FRAGMENTO DE PÁGINA:
┌──

Ahora bien, todos los fenómenos orgánicos tienen sus límites de crecimiento y extensión, que son establecidos por su misma necesidad de permanecer autónomos, abasteciéndose y dirigiéndose a sí mismos: sólo pueden desarrollarse a expensas de sus vecinos si pierden las comodidades mismas con las que las actividades de éstos contribuyen a sus propias vidas. Las pequeñas comunidades primitivas aceptaban estas limitaciones y este equilibrio dinámico, tal como las comunidades ecológicas naturales los registran.
Las comunidades urbanas, entregadas de lleno a la nueva expansión del poder, perdieron este sentido de los límites: el culto del poder se regodeaba en su misma ostentación sin límites. Ofrecía los deleites de un juego jugado por puro placer, así como las recompensas del trabajo sin necesidad de la rutina diaria, mediante la rapiña en gran escala y la esclavización al por mayor. El firmamento era el único límite. Tenemos la prueba de este súbito sentido de exaltación en las dimensiones cada vez mayores de las grandes pirámides; del mismo modo que tenemos su representación mitológica en la historia de la ambiciosa torre de Babel, a la que puso fin una incapacidad de comunicación que una escesiva extensión del territorio lingüístico y de la cultura puede haber producido una y otra vez.
Ese ciclo de expansión indefinida de ciudad a imperio es fácil de seguir. A medida que la población de la ciudad aumentaba, se hacía necesario extender la superficie inmediata de producción de alimentos o bien extender las líneas de abastecimiento y aprovechar los artículos de consumo de otra ciudad, ya por cooperación, trueque o comercio, ya por tributo forzado, expropiación o exterminio. ¿Rapiña o simbiosis? ¿Conquista o cooperación? Un mito de poder sólo conoce una respuesta. Así, el mismo éxito de la civilización urbana sancionó los hábitos y reclamos belicosos que continuamente la minaron y anularon sus beneficios. Lo que empezó como una gotita se hinchó forzosamente hasta constituir una iridiscente pompa imperial de jabón, imponente por sus dimensiones, pero frágil en proporción a su tamaño. Carentes de una cohesión interna, las capitales más guerreras se veían presionadas para continuar la técnica de la expansión, a fin de que el poder no volviera a la aldea autónoma y los centros urbanos donde floreciera inicialmente. Este proceso se produjo, de hecho, durante el interregno feudal en Egipto.

└──

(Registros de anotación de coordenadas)
┌──

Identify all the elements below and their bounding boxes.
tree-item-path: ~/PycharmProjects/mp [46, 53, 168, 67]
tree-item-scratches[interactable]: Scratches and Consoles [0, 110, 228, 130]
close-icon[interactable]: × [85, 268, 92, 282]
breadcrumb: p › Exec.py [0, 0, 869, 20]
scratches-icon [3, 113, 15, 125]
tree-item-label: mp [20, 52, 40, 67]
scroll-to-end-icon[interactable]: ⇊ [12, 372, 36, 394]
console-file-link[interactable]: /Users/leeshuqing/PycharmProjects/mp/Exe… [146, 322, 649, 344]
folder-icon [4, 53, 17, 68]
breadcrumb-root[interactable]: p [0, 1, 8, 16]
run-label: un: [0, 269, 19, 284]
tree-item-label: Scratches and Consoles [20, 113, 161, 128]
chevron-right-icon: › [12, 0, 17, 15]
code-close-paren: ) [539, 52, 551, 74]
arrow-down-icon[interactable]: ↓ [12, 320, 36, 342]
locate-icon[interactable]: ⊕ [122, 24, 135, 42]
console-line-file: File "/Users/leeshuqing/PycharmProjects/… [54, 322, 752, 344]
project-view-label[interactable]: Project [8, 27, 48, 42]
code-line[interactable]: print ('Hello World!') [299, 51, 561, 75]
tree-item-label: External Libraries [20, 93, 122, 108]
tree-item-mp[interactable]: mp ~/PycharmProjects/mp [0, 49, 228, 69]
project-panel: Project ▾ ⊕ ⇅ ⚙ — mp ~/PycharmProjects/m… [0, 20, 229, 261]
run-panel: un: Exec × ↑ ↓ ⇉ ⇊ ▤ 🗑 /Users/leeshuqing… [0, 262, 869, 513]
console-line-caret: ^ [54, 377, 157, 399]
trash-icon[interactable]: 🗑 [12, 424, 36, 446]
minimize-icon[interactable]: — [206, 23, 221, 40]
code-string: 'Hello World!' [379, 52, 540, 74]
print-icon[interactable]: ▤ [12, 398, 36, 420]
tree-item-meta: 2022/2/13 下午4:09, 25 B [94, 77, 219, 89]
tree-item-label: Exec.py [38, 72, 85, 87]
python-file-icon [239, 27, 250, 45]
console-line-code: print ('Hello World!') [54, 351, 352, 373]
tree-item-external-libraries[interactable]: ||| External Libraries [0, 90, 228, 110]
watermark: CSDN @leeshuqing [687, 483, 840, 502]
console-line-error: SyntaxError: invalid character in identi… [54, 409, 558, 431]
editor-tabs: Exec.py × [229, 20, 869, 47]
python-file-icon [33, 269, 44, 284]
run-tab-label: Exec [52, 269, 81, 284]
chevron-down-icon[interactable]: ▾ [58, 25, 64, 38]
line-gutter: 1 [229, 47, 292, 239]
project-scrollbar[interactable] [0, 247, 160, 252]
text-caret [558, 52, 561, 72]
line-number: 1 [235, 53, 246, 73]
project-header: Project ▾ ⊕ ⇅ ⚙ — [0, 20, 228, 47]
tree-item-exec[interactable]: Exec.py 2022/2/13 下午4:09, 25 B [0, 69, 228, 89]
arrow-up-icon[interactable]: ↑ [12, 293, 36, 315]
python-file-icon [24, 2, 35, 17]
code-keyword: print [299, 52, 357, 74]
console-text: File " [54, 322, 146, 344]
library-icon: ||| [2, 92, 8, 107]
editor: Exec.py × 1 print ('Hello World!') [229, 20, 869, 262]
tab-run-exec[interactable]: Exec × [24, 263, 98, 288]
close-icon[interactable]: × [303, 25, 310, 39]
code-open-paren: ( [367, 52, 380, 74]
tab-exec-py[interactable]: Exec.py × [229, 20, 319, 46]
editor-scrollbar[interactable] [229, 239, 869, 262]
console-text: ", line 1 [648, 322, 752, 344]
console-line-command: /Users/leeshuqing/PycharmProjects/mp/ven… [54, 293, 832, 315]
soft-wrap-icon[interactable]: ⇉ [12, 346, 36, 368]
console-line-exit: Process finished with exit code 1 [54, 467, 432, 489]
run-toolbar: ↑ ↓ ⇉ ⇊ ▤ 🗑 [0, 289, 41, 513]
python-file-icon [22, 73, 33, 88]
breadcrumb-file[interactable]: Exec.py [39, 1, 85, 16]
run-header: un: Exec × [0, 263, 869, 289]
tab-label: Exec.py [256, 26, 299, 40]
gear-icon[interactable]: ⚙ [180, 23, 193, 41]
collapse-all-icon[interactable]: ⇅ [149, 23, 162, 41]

└──

TRABAJO REQUERIDO:
**a.** Según el fragmento de página, ¿qué era el único límite para las comunidades urbanas entregadas al culto del poder?
**b.** Reproduce sin cambios los registros, empezando por el primero y terminando en la línea que contiene "code-close-paren: ) [539, 52, 551, 74]", ambos extremos incluidos.

RESULTADOS:
**a.** El firmamento era el único límite.

**b.**
Identify all the elements below and their bounding boxes.
tree-item-path: ~/PycharmProjects/mp [46, 53, 168, 67]
tree-item-scratches[interactable]: Scratches and Consoles [0, 110, 228, 130]
close-icon[interactable]: × [85, 268, 92, 282]
breadcrumb: p › Exec.py [0, 0, 869, 20]
scratches-icon [3, 113, 15, 125]
tree-item-label: mp [20, 52, 40, 67]
scroll-to-end-icon[interactable]: ⇊ [12, 372, 36, 394]
console-file-link[interactable]: /Users/leeshuqing/PycharmProjects/mp/Exe… [146, 322, 649, 344]
folder-icon [4, 53, 17, 68]
breadcrumb-root[interactable]: p [0, 1, 8, 16]
run-label: un: [0, 269, 19, 284]
tree-item-label: Scratches and Consoles [20, 113, 161, 128]
chevron-right-icon: › [12, 0, 17, 15]
code-close-paren: ) [539, 52, 551, 74]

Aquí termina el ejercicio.